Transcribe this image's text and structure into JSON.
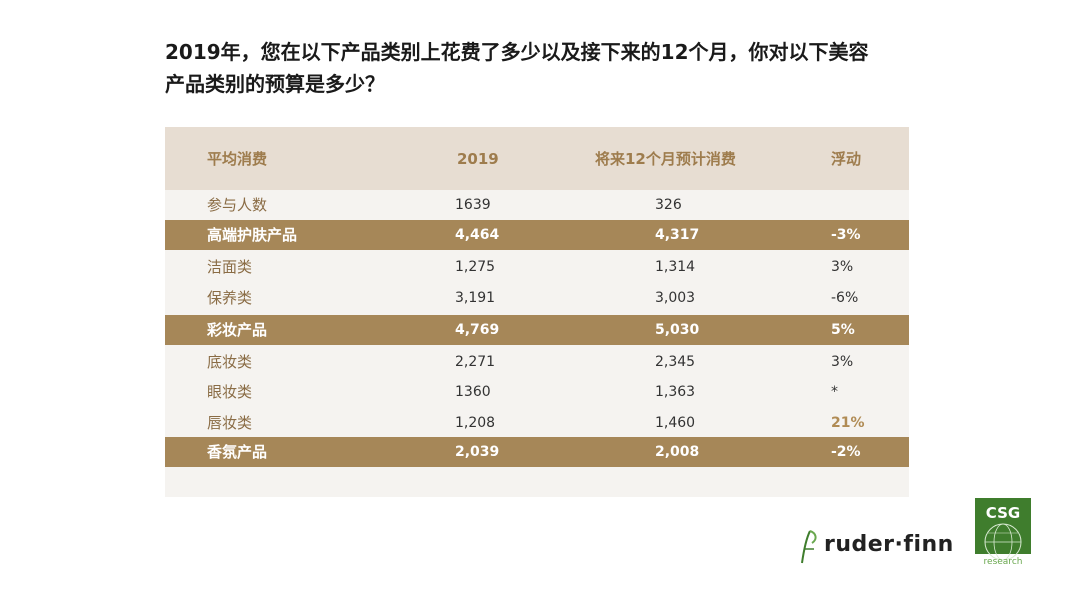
{
  "title": {
    "line1": "2019年，您在以下产品类别上花费了多少以及接下来的12个月，你对以下美容",
    "line2": "产品类别的预算是多少？"
  },
  "table": {
    "headers": [
      "平均消费",
      "2019",
      "将来12个月预计消费",
      "浮动"
    ],
    "rows": [
      {
        "label": "参与人数",
        "v2019": "1639",
        "next12": "326",
        "change": "",
        "group": false
      },
      {
        "label": "高端护肤产品",
        "v2019": "4,464",
        "next12": "4,317",
        "change": "-3%",
        "group": true
      },
      {
        "label": "洁面类",
        "v2019": "1,275",
        "next12": "1,314",
        "change": "3%",
        "group": false
      },
      {
        "label": "保养类",
        "v2019": "3,191",
        "next12": "3,003",
        "change": "-6%",
        "group": false
      },
      {
        "label": "彩妆产品",
        "v2019": "4,769",
        "next12": "5,030",
        "change": "5%",
        "group": true
      },
      {
        "label": "底妆类",
        "v2019": "2,271",
        "next12": "2,345",
        "change": "3%",
        "group": false
      },
      {
        "label": "眼妆类",
        "v2019": "1360",
        "next12": "1,363",
        "change": "*",
        "group": false
      },
      {
        "label": "唇妆类",
        "v2019": "1,208",
        "next12": "1,460",
        "change": "21%",
        "group": false
      },
      {
        "label": "香氛产品",
        "v2019": "2,039",
        "next12": "2,008",
        "change": "-2%",
        "group": true
      }
    ]
  },
  "logos": {
    "ruder_finn": "ruder·finn",
    "csg": "CSG",
    "csg_sub": "research"
  },
  "colors": {
    "header_bg": "#e7ddd2",
    "group_bg": "#a68758",
    "accent": "#b08b54",
    "csg_green": "#3f7d2d"
  }
}
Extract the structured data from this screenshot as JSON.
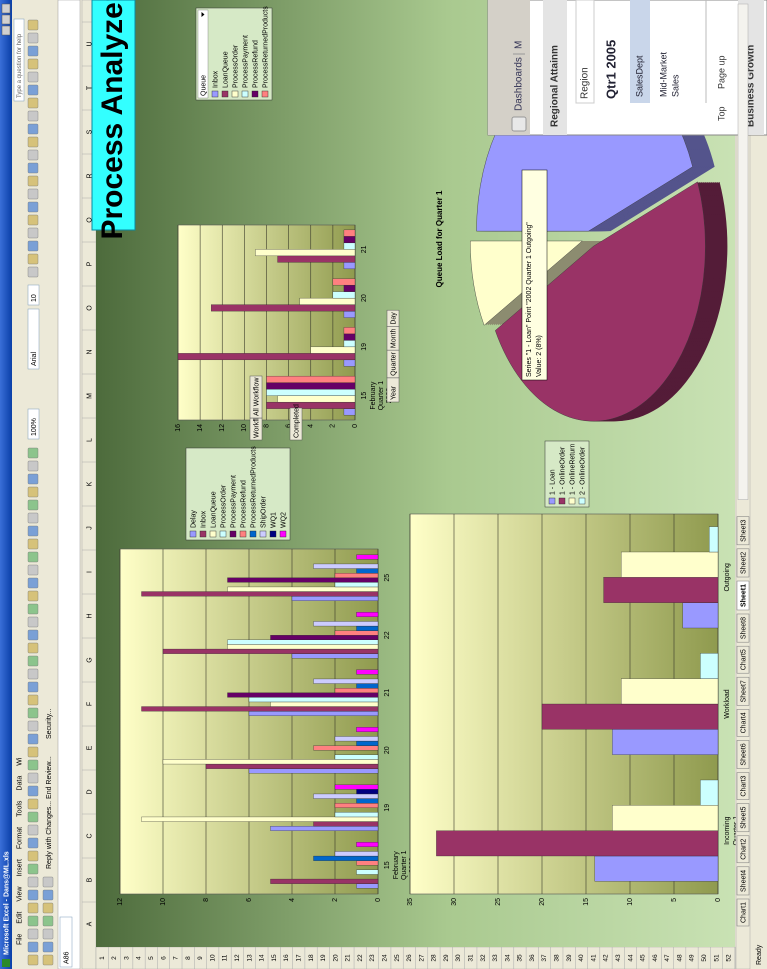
{
  "window": {
    "title": "Microsoft Excel - Dans@ML.xls",
    "menus": [
      "File",
      "Edit",
      "View",
      "Insert",
      "Format",
      "Tools",
      "Data",
      "Wi"
    ],
    "help_box": "Type a question for help",
    "zoom": "100%",
    "font": "Arial",
    "font_size": "10",
    "review": "Reply with Changes... End Review...",
    "security": "Security...",
    "name_box": "A86",
    "status": "Ready"
  },
  "banner": "Process Analyzer",
  "columns": [
    "A",
    "B",
    "C",
    "D",
    "E",
    "F",
    "G",
    "H",
    "I",
    "J",
    "K",
    "L",
    "M",
    "N",
    "O",
    "P",
    "Q",
    "R",
    "S",
    "T",
    "U"
  ],
  "rows": [
    1,
    2,
    3,
    4,
    5,
    6,
    7,
    8,
    9,
    10,
    11,
    12,
    13,
    14,
    15,
    16,
    17,
    18,
    19,
    20,
    21,
    22,
    23,
    24,
    25,
    26,
    27,
    28,
    29,
    30,
    31,
    32,
    33,
    34,
    35,
    36,
    37,
    38,
    39,
    40,
    41,
    42,
    43,
    44,
    45,
    46,
    47,
    48,
    49,
    50,
    51,
    52
  ],
  "sheet_tabs": [
    "Chart1",
    "Sheet4",
    "Chart2",
    "Sheet5",
    "Chart3",
    "Sheet6",
    "Chart4",
    "Sheet7",
    "Chart5",
    "Sheet8",
    "Sheet1",
    "Sheet2",
    "Sheet3"
  ],
  "active_tab": 10,
  "controls": {
    "workflow": "Workflow",
    "workflow_value": "All Workflow",
    "status_button": "Completed",
    "time_levels": [
      "Year",
      "Quarter",
      "Month",
      "Day"
    ]
  },
  "chart_data": [
    {
      "type": "bar",
      "categories": [
        "15",
        "19",
        "20",
        "21",
        "22",
        "25"
      ],
      "group_label": [
        "February",
        "Quarter 1",
        "2002"
      ],
      "ylim": [
        0,
        12
      ],
      "yticks": [
        0,
        2,
        4,
        6,
        8,
        10,
        12
      ],
      "grid": true,
      "series": [
        {
          "name": "Delay",
          "color": "#9999ff",
          "values": [
            1,
            5,
            6,
            6,
            4,
            4
          ]
        },
        {
          "name": "Inbox",
          "color": "#993366",
          "values": [
            5,
            3,
            8,
            11,
            10,
            11
          ]
        },
        {
          "name": "LoanQueue",
          "color": "#ffffcc",
          "values": [
            0,
            11,
            10,
            5,
            7,
            7
          ]
        },
        {
          "name": "ProcessOrder",
          "color": "#ccffff",
          "values": [
            1,
            2,
            2,
            6,
            7,
            2
          ]
        },
        {
          "name": "ProcessPayment",
          "color": "#660066",
          "values": [
            0,
            0,
            0,
            7,
            5,
            7
          ]
        },
        {
          "name": "ProcessRefund",
          "color": "#ff8080",
          "values": [
            1,
            2,
            3,
            2,
            2,
            2
          ]
        },
        {
          "name": "ProcessReturnedProducts",
          "color": "#0066cc",
          "values": [
            3,
            1,
            1,
            1,
            1,
            1
          ]
        },
        {
          "name": "ShipOrder",
          "color": "#ccccff",
          "values": [
            2,
            3,
            2,
            3,
            3,
            3
          ]
        },
        {
          "name": "WQ1",
          "color": "#000080",
          "values": [
            0,
            1,
            0,
            0,
            0,
            0
          ]
        },
        {
          "name": "WQ2",
          "color": "#ff00ff",
          "values": [
            1,
            2,
            1,
            1,
            1,
            1
          ]
        }
      ]
    },
    {
      "type": "bar",
      "categories": [
        "Incoming",
        "Workload",
        "Outgoing"
      ],
      "group_label": [
        "Quarter 1",
        "2002"
      ],
      "ylim": [
        0,
        35
      ],
      "yticks": [
        0,
        5,
        10,
        15,
        20,
        25,
        30,
        35
      ],
      "grid": true,
      "series": [
        {
          "name": "1 - Loan",
          "color": "#9999ff",
          "values": [
            14,
            12,
            4
          ]
        },
        {
          "name": "1 - OnlineOrder",
          "color": "#993366",
          "values": [
            32,
            20,
            13
          ]
        },
        {
          "name": "1 - OnlineReturn",
          "color": "#ffffcc",
          "values": [
            12,
            11,
            11
          ]
        },
        {
          "name": "2 - OnlineOrder",
          "color": "#ccffff",
          "values": [
            2,
            2,
            1
          ]
        }
      ]
    },
    {
      "type": "bar",
      "categories": [
        "15",
        "19",
        "20",
        "21"
      ],
      "group_label": [
        "February",
        "Quarter 1",
        "2002"
      ],
      "ylim": [
        0,
        16
      ],
      "yticks": [
        0,
        2,
        4,
        6,
        8,
        10,
        12,
        14,
        16
      ],
      "grid": true,
      "legend_title": "Queue",
      "series": [
        {
          "name": "Inbox",
          "color": "#9999ff",
          "values": [
            1,
            1,
            1,
            1
          ]
        },
        {
          "name": "LoanQueue",
          "color": "#993366",
          "values": [
            8,
            16,
            13,
            7
          ]
        },
        {
          "name": "ProcessOrder",
          "color": "#ffffcc",
          "values": [
            7,
            4,
            5,
            9
          ]
        },
        {
          "name": "ProcessPayment",
          "color": "#ccffff",
          "values": [
            8,
            1,
            2,
            1
          ]
        },
        {
          "name": "ProcessRefund",
          "color": "#660066",
          "values": [
            8,
            1,
            1,
            1
          ]
        },
        {
          "name": "ProcessReturnedProducts",
          "color": "#ff8080",
          "values": [
            8,
            1,
            2,
            1
          ]
        }
      ]
    },
    {
      "type": "pie",
      "title": "Queue Load for Quarter 1",
      "values": [
        11,
        12,
        2
      ],
      "colors": [
        "#9999ff",
        "#993366",
        "#ffffcc"
      ],
      "tooltip": [
        "Series \"1 - Loan\" Point \"2002 Quarter 1 Outgoing\"",
        "Value: 2 (8%)"
      ]
    }
  ],
  "dashboard": {
    "tabs": [
      "Dashboards",
      "M"
    ],
    "title": "Regional Attainm",
    "region": "Region",
    "period": "Qtr1 2005",
    "header": "SalesDept",
    "row": [
      "Mid-Market",
      "Sales"
    ],
    "nav": [
      "Top",
      "Page up"
    ],
    "footer": "Business Growth"
  }
}
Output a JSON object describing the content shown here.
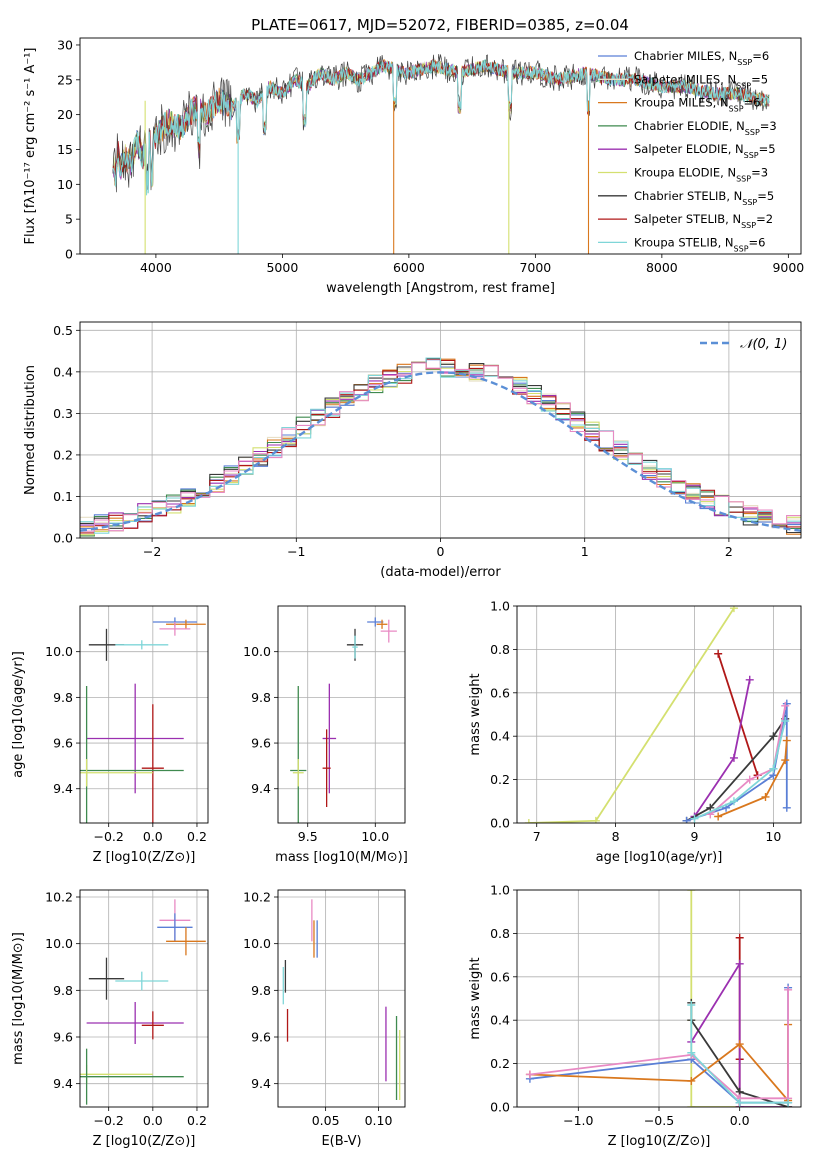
*****
## Work required:
Report the number of lines that include the string "Workflow"; return nothing but the count.

## Output of the exercise:
2